((

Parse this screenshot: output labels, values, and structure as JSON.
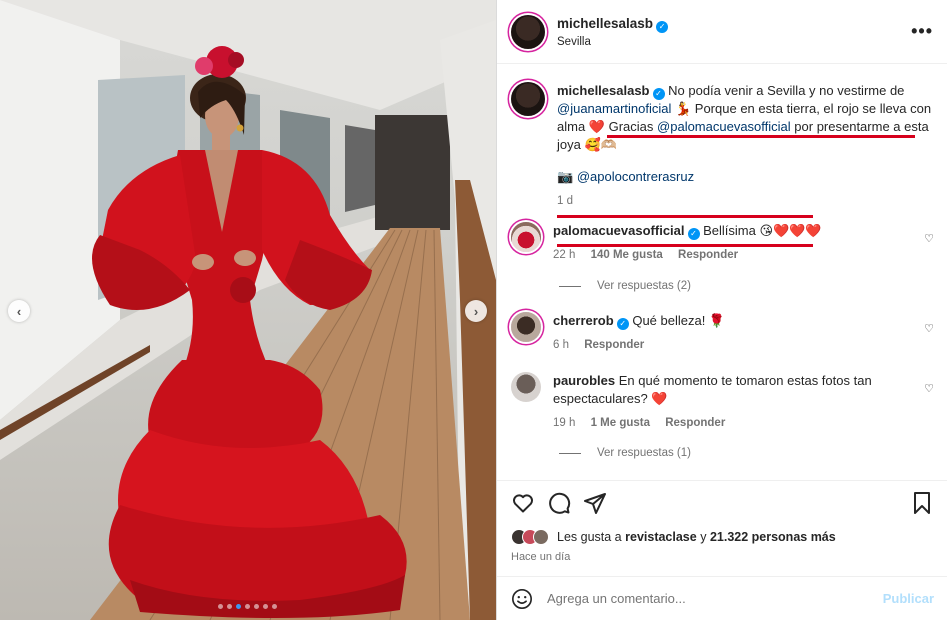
{
  "photo": {
    "prev_arrow": "‹",
    "next_arrow": "›",
    "dots_total": 7,
    "dots_active_index": 2
  },
  "post": {
    "author": "michellesalasb",
    "location": "Sevilla",
    "more": "•••",
    "verified_mark": "✓"
  },
  "caption": {
    "username": "michellesalasb",
    "text_1": "No podía venir a Sevilla y no vestirme de",
    "mention_1": "@juanamartinoficial",
    "text_2": "💃 Porque en esta tierra, el rojo se lleva con alma ❤️",
    "text_3": "Gracias",
    "mention_2": "@palomacuevasofficial",
    "text_4": "por presentarme a esta joya 🥰🫶🏼",
    "credit_icon": "📷",
    "credit": "@apolocontrerasruz",
    "time": "1 d"
  },
  "comments": [
    {
      "username": "palomacuevasofficial",
      "verified": true,
      "text": "Bellísima 😘❤️❤️❤️",
      "time": "22 h",
      "likes": "140 Me gusta",
      "reply": "Responder",
      "view_replies": "Ver respuestas (2)"
    },
    {
      "username": "cherrerob",
      "verified": true,
      "text": "Qué belleza! 🌹",
      "time": "6 h",
      "reply": "Responder"
    },
    {
      "username": "paurobles",
      "verified": false,
      "text": "En qué momento te tomaron estas fotos tan espectaculares? ❤️",
      "time": "19 h",
      "likes": "1 Me gusta",
      "reply": "Responder",
      "view_replies": "Ver respuestas (1)"
    }
  ],
  "likes_line": {
    "prefix": "Les gusta a",
    "user": "revistaclase",
    "and": "y",
    "others": "21.322 personas más",
    "time_ago": "Hace un día"
  },
  "composer": {
    "placeholder": "Agrega un comentario...",
    "publish": "Publicar"
  },
  "icons": {
    "like": "heart-icon",
    "comment": "comment-icon",
    "share": "share-icon",
    "save": "bookmark-icon",
    "emoji": "emoji-icon"
  },
  "colors": {
    "dress_red": "#d0101b",
    "accent_blue": "#0095f6",
    "link_blue": "#00376b",
    "annotation_red": "#d6001c",
    "publish_disabled": "#b2dffc"
  }
}
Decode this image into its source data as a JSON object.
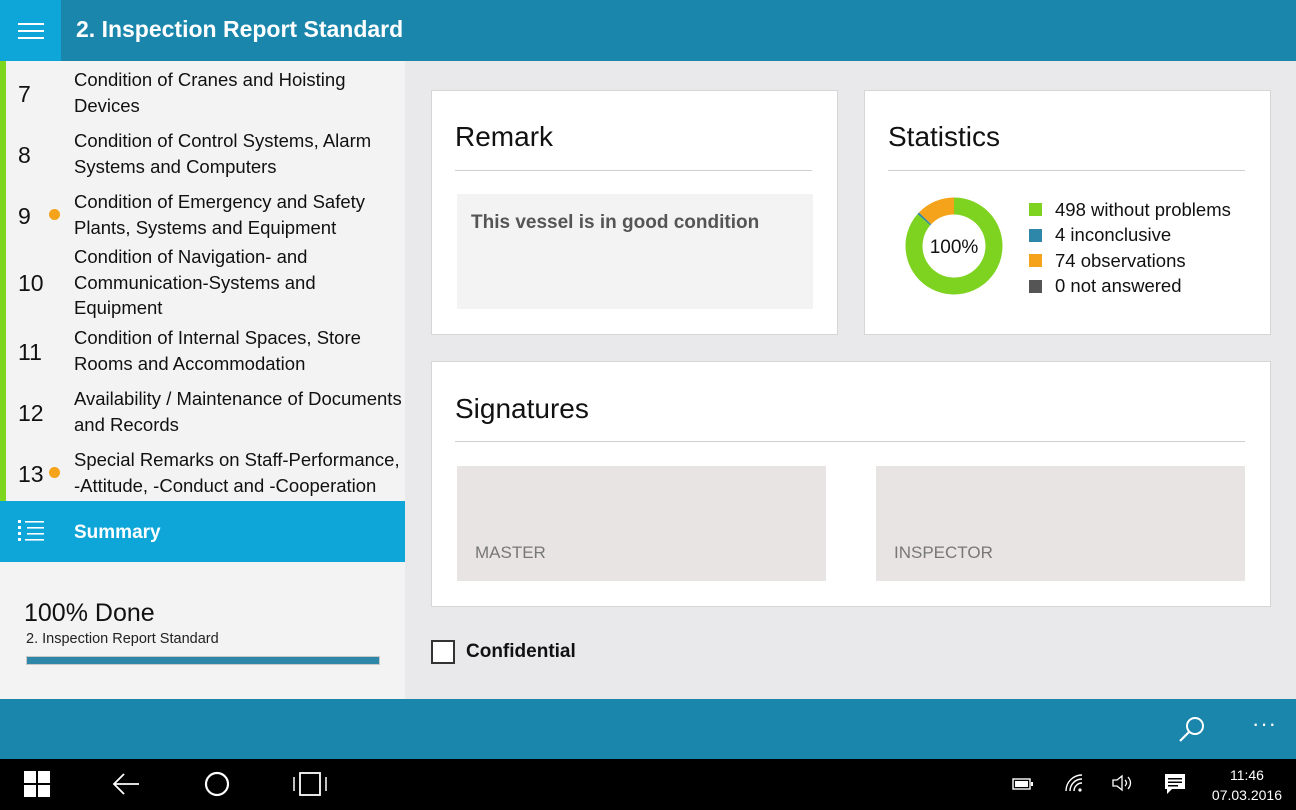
{
  "header": {
    "title": "2. Inspection Report Standard"
  },
  "sidebar": {
    "items": [
      {
        "num": "7",
        "label": "Condition of Cranes and Hoisting Devices",
        "dot": false
      },
      {
        "num": "8",
        "label": "Condition of Control Systems, Alarm Systems and Computers",
        "dot": false
      },
      {
        "num": "9",
        "label": "Condition of Emergency and Safety Plants, Systems and Equipment",
        "dot": true
      },
      {
        "num": "10",
        "label": "Condition of Navigation- and Communication-Systems and Equipment",
        "dot": false
      },
      {
        "num": "11",
        "label": "Condition of Internal Spaces, Store Rooms and Accommodation",
        "dot": false
      },
      {
        "num": "12",
        "label": "Availability / Maintenance of Documents and Records",
        "dot": false
      },
      {
        "num": "13",
        "label": "Special Remarks on Staff-Performance, -Attitude, -Conduct and -Cooperation",
        "dot": true
      }
    ],
    "summary_label": "Summary",
    "progress": {
      "title": "100% Done",
      "subtitle": "2. Inspection Report Standard",
      "value": 1.0
    }
  },
  "remark": {
    "title": "Remark",
    "text": "This vessel is in good condition"
  },
  "statistics": {
    "title": "Statistics",
    "center_label": "100%",
    "legend": [
      {
        "label": "498 without problems",
        "value": 498,
        "color": "#7ed321"
      },
      {
        "label": "4 inconclusive",
        "value": 4,
        "color": "#2e86a8"
      },
      {
        "label": "74 observations",
        "value": 74,
        "color": "#f5a31a"
      },
      {
        "label": "0 not answered",
        "value": 0,
        "color": "#555555"
      }
    ]
  },
  "signatures": {
    "title": "Signatures",
    "master_label": "MASTER",
    "inspector_label": "INSPECTOR"
  },
  "confidential_label": "Confidential",
  "taskbar": {
    "time": "11:46",
    "date": "07.03.2016"
  },
  "colors": {
    "header": "#1b86ac",
    "accent": "#0ea5d8",
    "done_bar": "#7ed61f"
  }
}
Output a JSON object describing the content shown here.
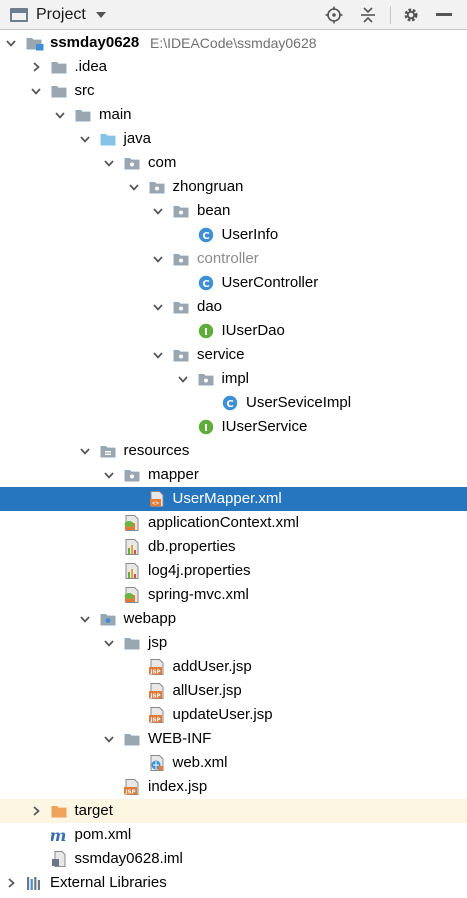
{
  "header": {
    "title": "Project",
    "buttons": [
      "locate-icon",
      "collapse-all-icon",
      "settings-gear-icon",
      "hide-icon"
    ]
  },
  "tree": {
    "root_label": "ssmday0628",
    "root_path": "E:\\IDEACode\\ssmday0628",
    "idea": ".idea",
    "src": "src",
    "main": "main",
    "java": "java",
    "com": "com",
    "zhongruan": "zhongruan",
    "bean": "bean",
    "userinfo": "UserInfo",
    "controller": "controller",
    "usercontroller": "UserController",
    "dao": "dao",
    "iuserdao": "IUserDao",
    "service": "service",
    "impl": "impl",
    "userserviceimpl": "UserSeviceImpl",
    "iuserservice": "IUserService",
    "resources": "resources",
    "mapper": "mapper",
    "usermapper": "UserMapper.xml",
    "appcontext": "applicationContext.xml",
    "dbprops": "db.properties",
    "log4j": "log4j.properties",
    "springmvc": "spring-mvc.xml",
    "webapp": "webapp",
    "jsp": "jsp",
    "adduser": "addUser.jsp",
    "alluser": "allUser.jsp",
    "updateuser": "updateUser.jsp",
    "webinf": "WEB-INF",
    "webxml": "web.xml",
    "indexjsp": "index.jsp",
    "target": "target",
    "pomxml": "pom.xml",
    "iml": "ssmday0628.iml",
    "extlibs": "External Libraries"
  },
  "colors": {
    "selection": "#2675bf",
    "folder": "#9aa7b0",
    "source_folder": "#87c3e6",
    "target_folder": "#f0a15a",
    "class_icon": "#3d8fd6",
    "interface_icon": "#5fae3c",
    "excluded_row": "#fdf6e3"
  }
}
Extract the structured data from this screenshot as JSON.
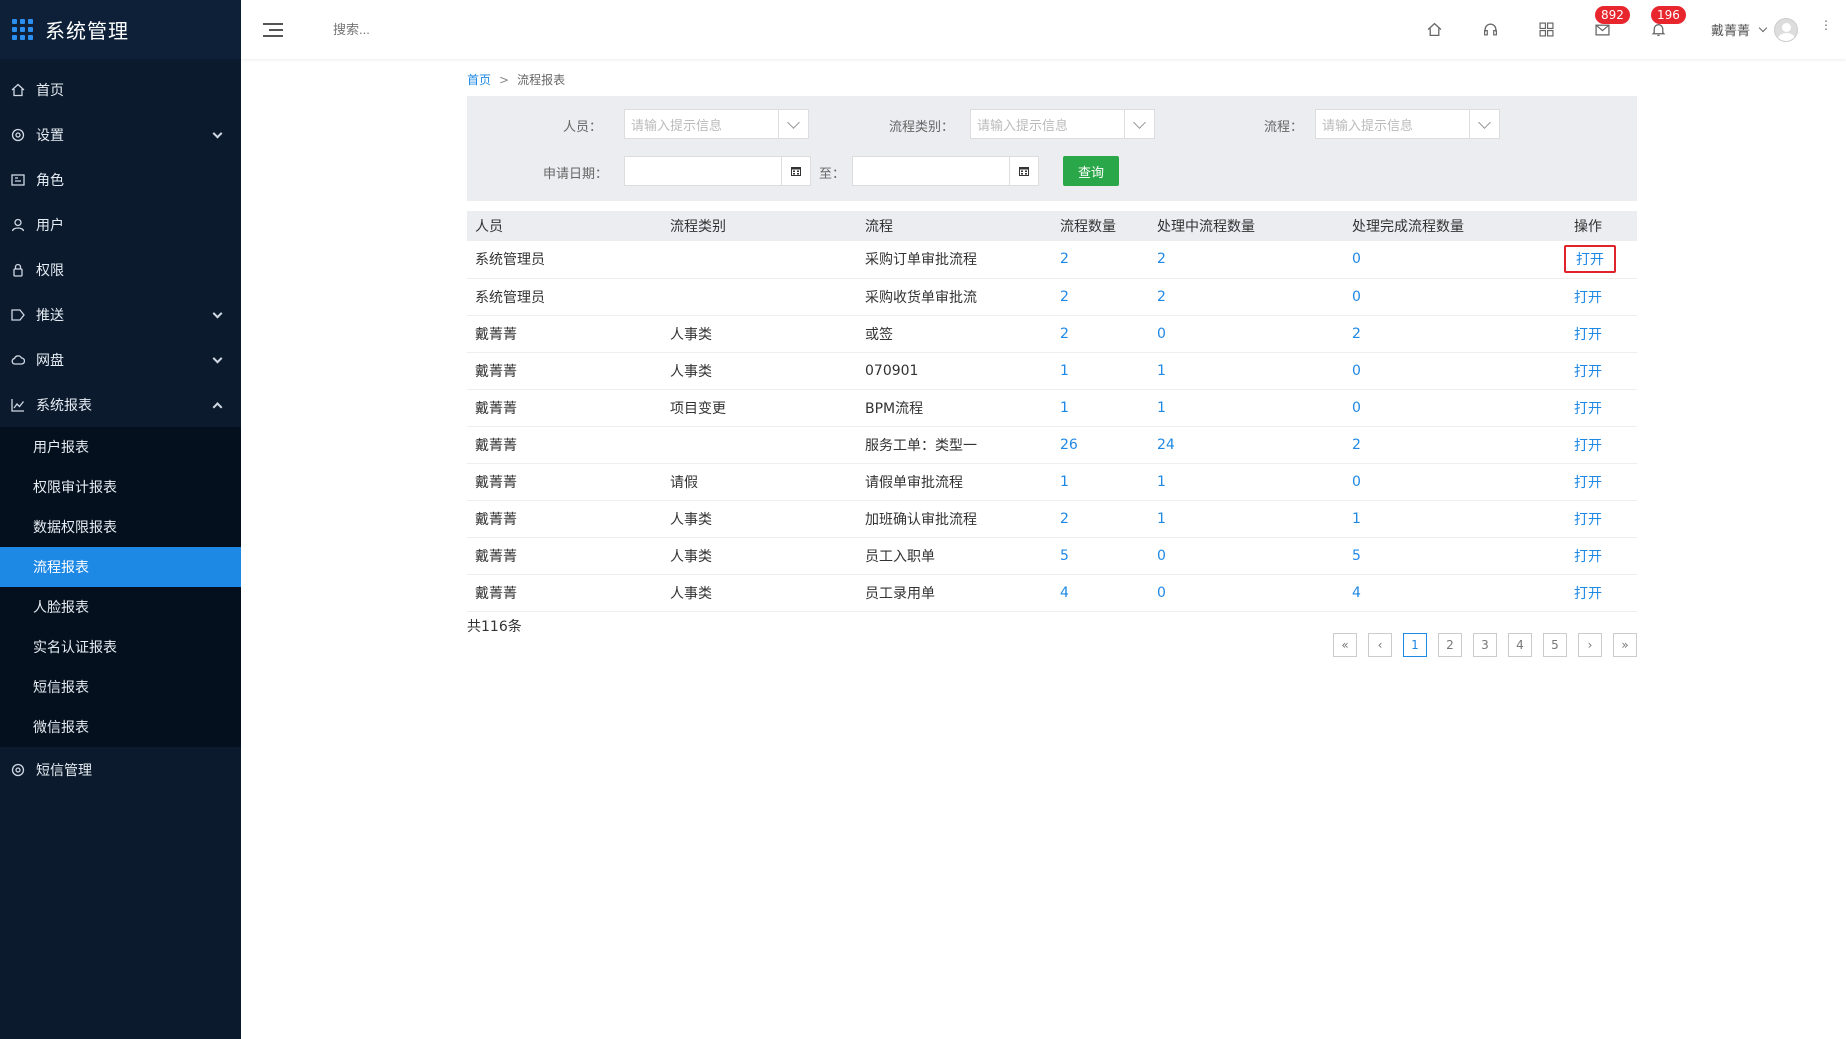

))

**What needs to be done**. Copy all lines from the material that hold "data".

**Task response**.
Decode this image into its source data as a JSON object.
Extract the structured data from this screenshot as JSON.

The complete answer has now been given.